**Document passage**
I just want to do the introspection part (or at least, to know if I can do the introspection part) because I think it has worked really well as a pattern for building modular software in Phabricator.

Can we build a single binary with a bunch of data in it (e.g., a picture of a cat) without breaking anything?

Obviously we can, like this:

const char *cat[] = "...";

So this question is more like: can we do better than this?

It looks like the answer is possibly "no", or "not significantly". We can use the objcopy binary to generate a .o file with the cat picture in a .data or .rodata section, but the .o file we get out seems like it's pretty much the same as what we get out of compiling picture_of_a_cat.c, and this approach is probably less portable than gcc picture_of_a_cat.c -o cat.o (e.g., macOS doesn't have objcopy, although there's likely some equivalent).

Since the binary data we'd want to include in the executable is probably more like const simple_hash_table *file_data_table[] = ..., just code-generating .c and then compiling that with gcc is probably reasonable.

Does the system always load an entire binary into memory at startup, motivating separation of large chunks of data?

As far as a I can tell, the answer is "generally, no": modern operating systems map the binary into virtual address space but don't copy it into memory until pages are actually accessed. There are some special cases and exceptions but there's no obvious strong argument against putting pictures of cats into your binary that I can find in 20 seconds of Googling.

All of the PHP code in Arcanist is ~3.5MB (uncompressed, with comments, etc) and the PHP runtime binary is ~4MB so this isn't really a significant concern anyway.

Can binaries load objects at runtime?

Yes, with dlopen(), etc.

Is this rare?

Yes? Maybe?


See below?

(Labeled region data entries)

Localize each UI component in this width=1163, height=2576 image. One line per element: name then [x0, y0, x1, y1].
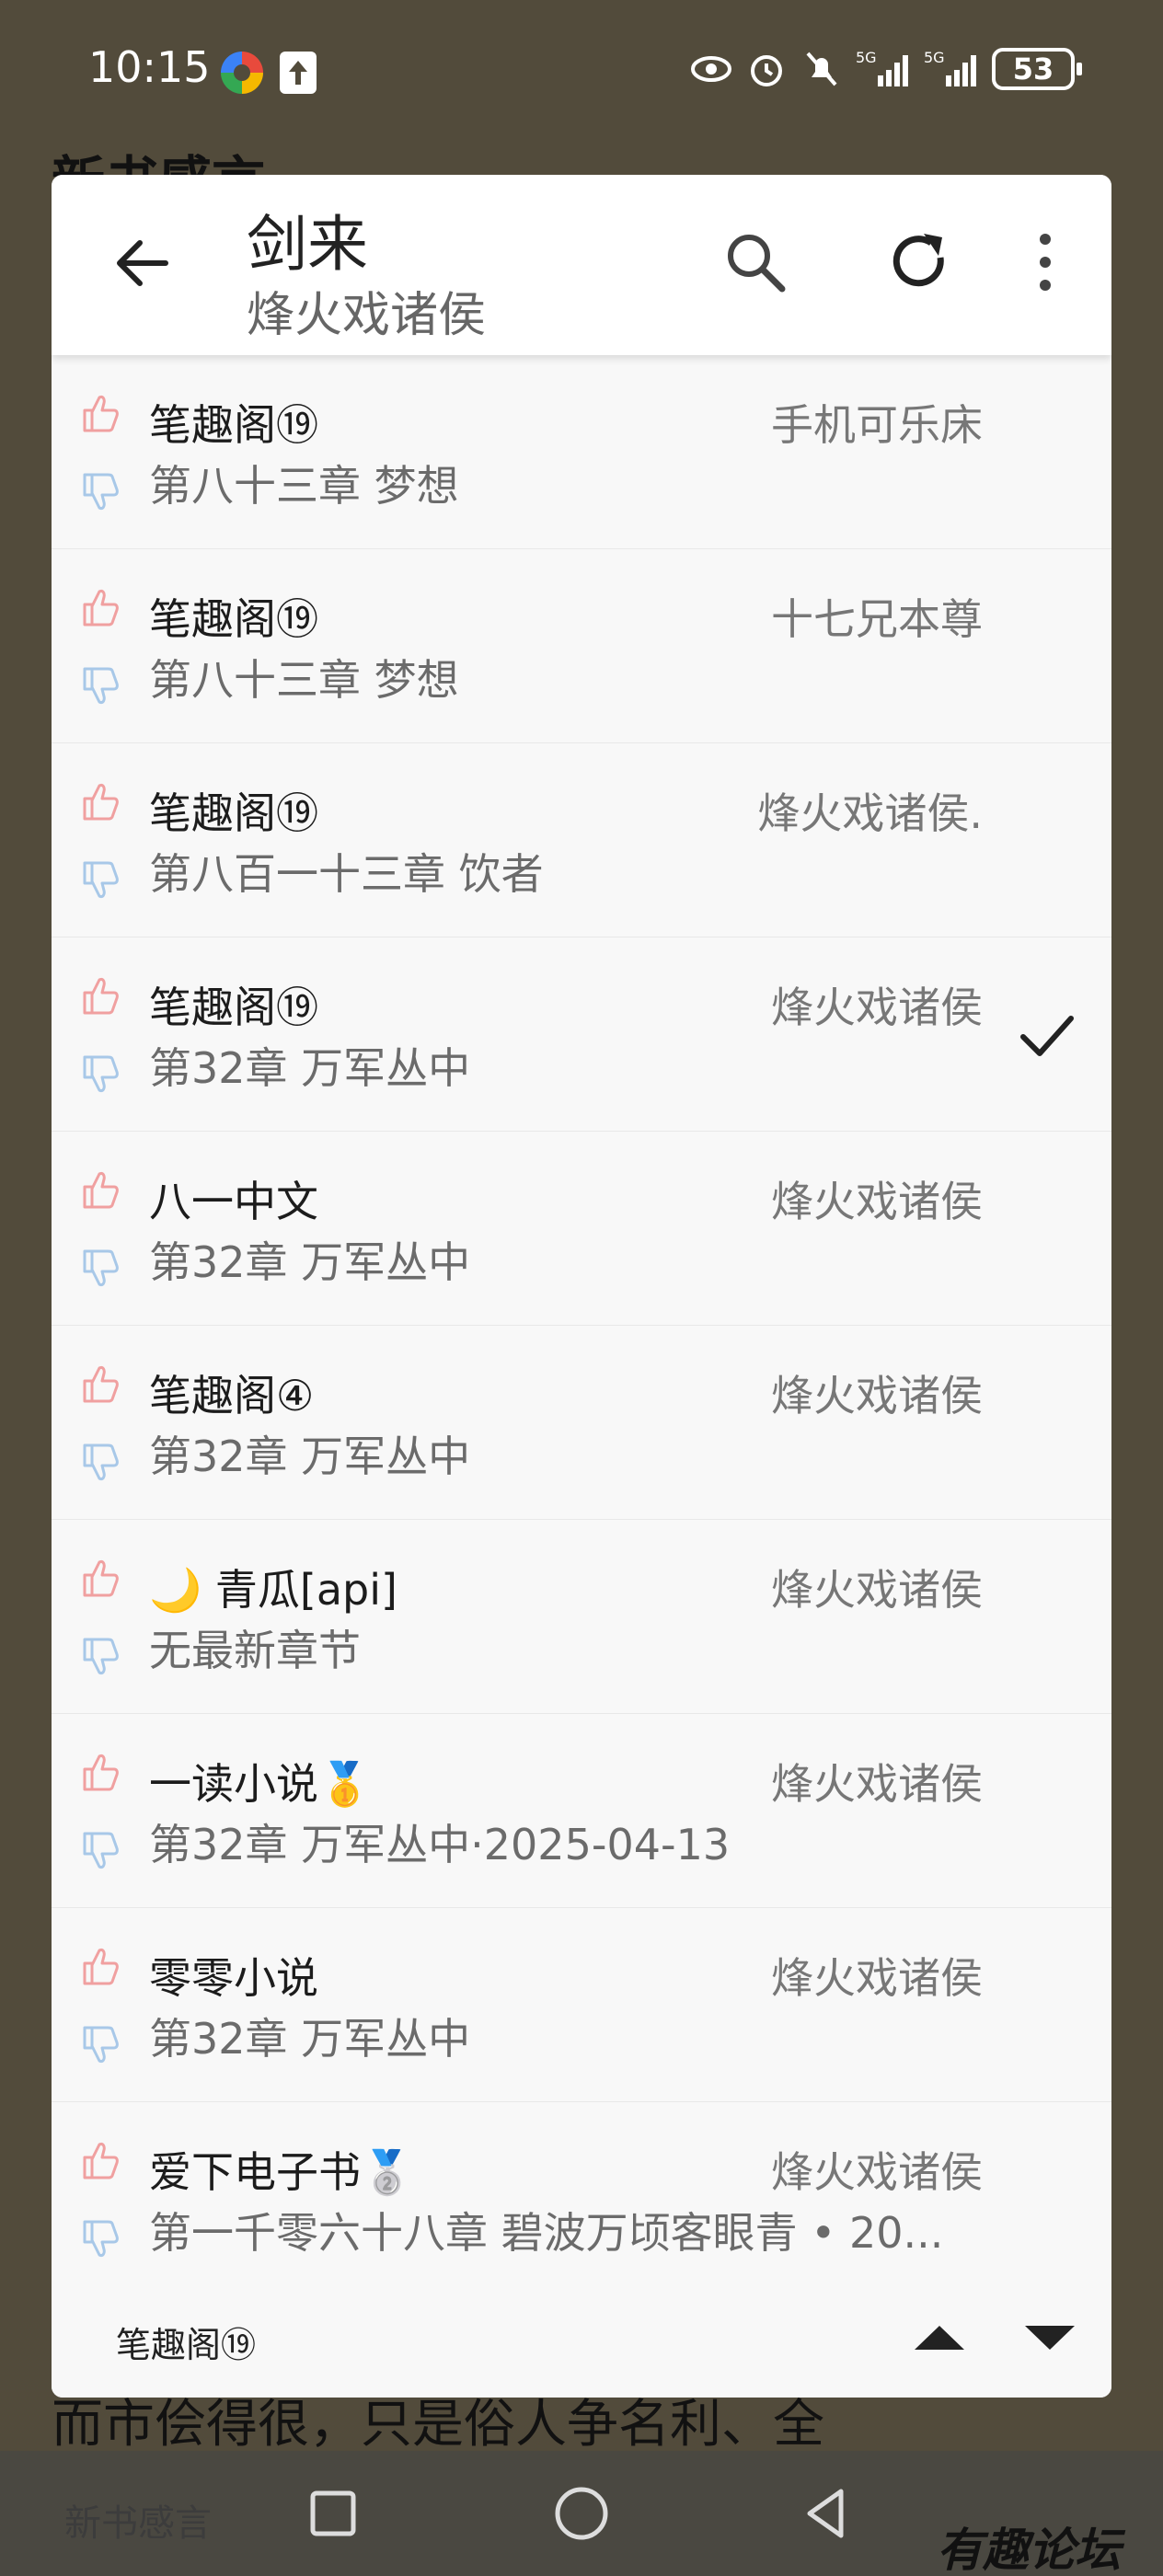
source-row[interactable]: 🌙 青瓜[api] 无最新章节 烽火戏诸侯 — [52, 1520, 1111, 1714]
selected-check-icon — [1016, 1006, 1077, 1066]
source-author: 烽火戏诸侯 — [771, 1565, 983, 1615]
book-title: 剑来 — [247, 209, 368, 280]
bell-muted-icon — [806, 52, 837, 86]
thumb-down-icon[interactable] — [75, 1052, 121, 1098]
source-name: 爱下电子书🥈 — [149, 2147, 414, 2197]
source-switch-dialog: 剑来 烽火戏诸侯 笔趣阁⑲ 第八十三章 梦想 手机可乐床 笔趣阁⑲ 第八十三章 梦想 十七… — [52, 175, 1111, 2398]
status-time: 10:15 — [88, 42, 211, 92]
source-row[interactable]: 笔趣阁④ 第32章 万军丛中 烽火戏诸侯 — [52, 1326, 1111, 1520]
thumb-down-icon[interactable] — [75, 1828, 121, 1874]
home-icon[interactable] — [552, 2484, 611, 2543]
source-row[interactable]: 笔趣阁⑲ 第八十三章 梦想 十七兄本尊 — [52, 549, 1111, 743]
latest-chapter: 第一千零六十八章 碧波万顷客眼青 • 20... — [149, 2208, 944, 2258]
thumb-down-icon[interactable] — [75, 1440, 121, 1486]
source-author: 手机可乐床 — [771, 400, 983, 450]
source-author: 十七兄本尊 — [771, 594, 983, 644]
source-author: 烽火戏诸侯. — [757, 788, 983, 838]
thumb-down-icon[interactable] — [75, 2216, 121, 2262]
source-row[interactable]: 笔趣阁⑲ 第32章 万军丛中 烽火戏诸侯 — [52, 937, 1111, 1132]
dialog-toolbar: 剑来 烽火戏诸侯 — [52, 175, 1111, 355]
thumb-up-icon[interactable] — [75, 584, 121, 630]
current-source-label: 笔趣阁⑲ — [116, 2325, 257, 2365]
scroll-down-icon[interactable] — [1018, 2317, 1082, 2359]
source-author: 烽火戏诸侯 — [771, 2147, 983, 2197]
book-author: 烽火戏诸侯 — [247, 288, 487, 343]
source-row[interactable]: 八一中文第32章 万军丛中 烽火戏诸侯 — [52, 1132, 1111, 1326]
thumb-up-icon[interactable] — [75, 1167, 121, 1213]
latest-chapter: 无最新章节 — [149, 1626, 361, 1675]
latest-chapter: 第32章 万军丛中·2025-04-13 — [149, 1820, 731, 1869]
source-row[interactable]: 笔趣阁⑲ 第八百一十三章 饮者 烽火戏诸侯. — [52, 743, 1111, 937]
thumb-up-icon[interactable] — [75, 2137, 121, 2183]
battery-indicator: 53 — [992, 48, 1082, 90]
status-bar: 10:15 5G 5G 53 — [0, 0, 1163, 147]
recent-apps-icon[interactable] — [307, 2488, 359, 2539]
source-author: 烽火戏诸侯 — [771, 983, 983, 1032]
thumb-up-icon[interactable] — [75, 390, 121, 436]
latest-chapter: 第32章 万军丛中 — [149, 1432, 471, 1481]
source-author: 烽火戏诸侯 — [771, 1371, 983, 1420]
latest-chapter: 第八百一十三章 饮者 — [149, 849, 544, 899]
thumb-down-icon[interactable] — [75, 1634, 121, 1680]
watermark: 有趣论坛 — [937, 2523, 1121, 2576]
source-name: 笔趣阁⑲ — [149, 594, 318, 644]
search-icon[interactable] — [714, 221, 797, 304]
signal-5g-icon-2: 5G — [924, 49, 976, 86]
thumb-down-icon[interactable] — [75, 857, 121, 903]
source-name: 一读小说🥇 — [149, 1759, 372, 1809]
source-row[interactable]: 零零小说第32章 万军丛中 烽火戏诸侯 — [52, 1908, 1111, 2102]
latest-chapter: 第32章 万军丛中 — [149, 1237, 471, 1287]
dialog-footer: 笔趣阁⑲ — [52, 2280, 1111, 2398]
more-vert-icon[interactable] — [1018, 221, 1073, 304]
alarm-icon — [751, 55, 782, 86]
nav-back-icon[interactable] — [797, 2484, 856, 2543]
source-name: 笔趣阁⑲ — [149, 400, 318, 450]
source-name: 八一中文 — [149, 1177, 318, 1226]
latest-chapter: 第32章 万军丛中 — [149, 1043, 471, 1093]
thumb-down-icon[interactable] — [75, 663, 121, 709]
source-row[interactable]: 一读小说🥇 第32章 万军丛中·2025-04-13 烽火戏诸侯 — [52, 1714, 1111, 1908]
thumb-up-icon[interactable] — [75, 1361, 121, 1407]
scroll-up-icon[interactable] — [907, 2317, 972, 2359]
latest-chapter: 第32章 万军丛中 — [149, 2014, 471, 2064]
source-name: 笔趣阁⑲ — [149, 983, 318, 1032]
source-author: 烽火戏诸侯 — [771, 1177, 983, 1226]
background-nav-text: 新书感言 — [64, 2502, 212, 2545]
latest-chapter: 第八十三章 梦想 — [149, 655, 459, 705]
source-name: 零零小说 — [149, 1953, 318, 2003]
source-row[interactable]: 爱下电子书🥈 第一千零六十八章 碧波万顷客眼青 • 20... 烽火戏诸侯 — [52, 2102, 1111, 2296]
thumb-down-icon[interactable] — [75, 1246, 121, 1292]
refresh-icon[interactable] — [878, 221, 961, 304]
svg-text:5G: 5G — [924, 49, 945, 66]
source-name: 笔趣阁④ — [149, 1371, 315, 1420]
svg-text:5G: 5G — [856, 49, 877, 66]
source-name: 🌙 青瓜[api] — [149, 1565, 397, 1615]
thumb-up-icon[interactable] — [75, 1749, 121, 1795]
thumb-down-icon[interactable] — [75, 2022, 121, 2068]
thumb-up-icon[interactable] — [75, 972, 121, 1018]
thumb-up-icon[interactable] — [75, 1555, 121, 1601]
app-notification-icon — [221, 52, 263, 94]
back-arrow-icon[interactable] — [105, 226, 178, 300]
source-author: 烽火戏诸侯 — [771, 1759, 983, 1809]
source-author: 烽火戏诸侯 — [771, 1953, 983, 2003]
source-row[interactable]: 笔趣阁⑲ 第八十三章 梦想 手机可乐床 — [52, 355, 1111, 549]
latest-chapter: 第八十三章 梦想 — [149, 461, 459, 511]
upload-icon — [280, 52, 317, 94]
thumb-down-icon[interactable] — [75, 469, 121, 515]
source-list: 笔趣阁⑲ 第八十三章 梦想 手机可乐床 笔趣阁⑲ 第八十三章 梦想 十七兄本尊 笔趣阁⑲ 第八… — [52, 355, 1111, 2398]
thumb-up-icon[interactable] — [75, 778, 121, 824]
thumb-up-icon[interactable] — [75, 1943, 121, 1989]
eye-icon — [691, 56, 731, 82]
signal-5g-icon: 5G — [856, 49, 908, 86]
source-name: 笔趣阁⑲ — [149, 788, 318, 838]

**What is being asked**
Does the note on embedding data in binaries agree with each statement below? For each, answer yes or no and quote the deciding words from the note. 1. macOS lacks objcopy. 2. Modern operating systems copy an entire binary into memory at startup. 3. Binaries can load objects at runtime using dlopen().

**Worked answer**
1. Yes: "macOS doesn't have objcopy"
2. No: "modern operating systems map the binary into virtual address space but don't copy it into memory until pages are actually accessed"
3. Yes: "Yes, with dlopen(), etc."